Requirement =>
Output the material beneath exactly, leaving nothing out.

Listing =>
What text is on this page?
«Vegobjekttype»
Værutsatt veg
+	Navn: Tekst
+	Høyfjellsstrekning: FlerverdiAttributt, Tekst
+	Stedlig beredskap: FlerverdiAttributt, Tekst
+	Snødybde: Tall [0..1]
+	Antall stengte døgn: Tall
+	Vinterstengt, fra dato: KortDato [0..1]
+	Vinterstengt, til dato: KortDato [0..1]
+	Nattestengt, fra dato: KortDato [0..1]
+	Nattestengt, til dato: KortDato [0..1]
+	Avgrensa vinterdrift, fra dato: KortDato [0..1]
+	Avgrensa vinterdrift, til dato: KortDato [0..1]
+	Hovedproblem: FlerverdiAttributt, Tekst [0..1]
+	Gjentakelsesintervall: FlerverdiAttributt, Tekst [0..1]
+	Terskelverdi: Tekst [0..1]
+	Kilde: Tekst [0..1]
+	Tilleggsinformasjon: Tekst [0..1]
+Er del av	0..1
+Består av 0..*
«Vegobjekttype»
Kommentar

Reply to the task =>
What text is on this page?
«Vegobjekttype»
Værutsatt veg
+	Navn: Tekst
+	Høyfjellsstrekning: FlerverdiAttributt, Tekst
+	Stedlig beredskap: FlerverdiAttributt, Tekst
+	Snødybde: Tall [0..1]
+	Antall stengte døgn: Tall
+	Vinterstengt, fra dato: KortDato [0..1]
+	Vinterstengt, til dato: KortDato [0..1]
+	Nattestengt, fra dato: KortDato [0..1]
+	Nattestengt, til dato: KortDato [0..1]
+	Avgrensa vinterdrift, fra dato: KortDato [0..1]
+	Avgrensa vinterdrift, til dato: KortDato [0..1]
+	Hovedproblem: FlerverdiAttributt, Tekst [0..1]
+	Gjentakelsesintervall: FlerverdiAttributt, Tekst [0..1]
+	Terskelverdi: Tekst [0..1]
+	Kilde: Tekst [0..1]
+	Tilleggsinformasjon: Tekst [0..1]
+Er del av	0..1
+Består av 0..*
«Vegobjekttype»
Kommentar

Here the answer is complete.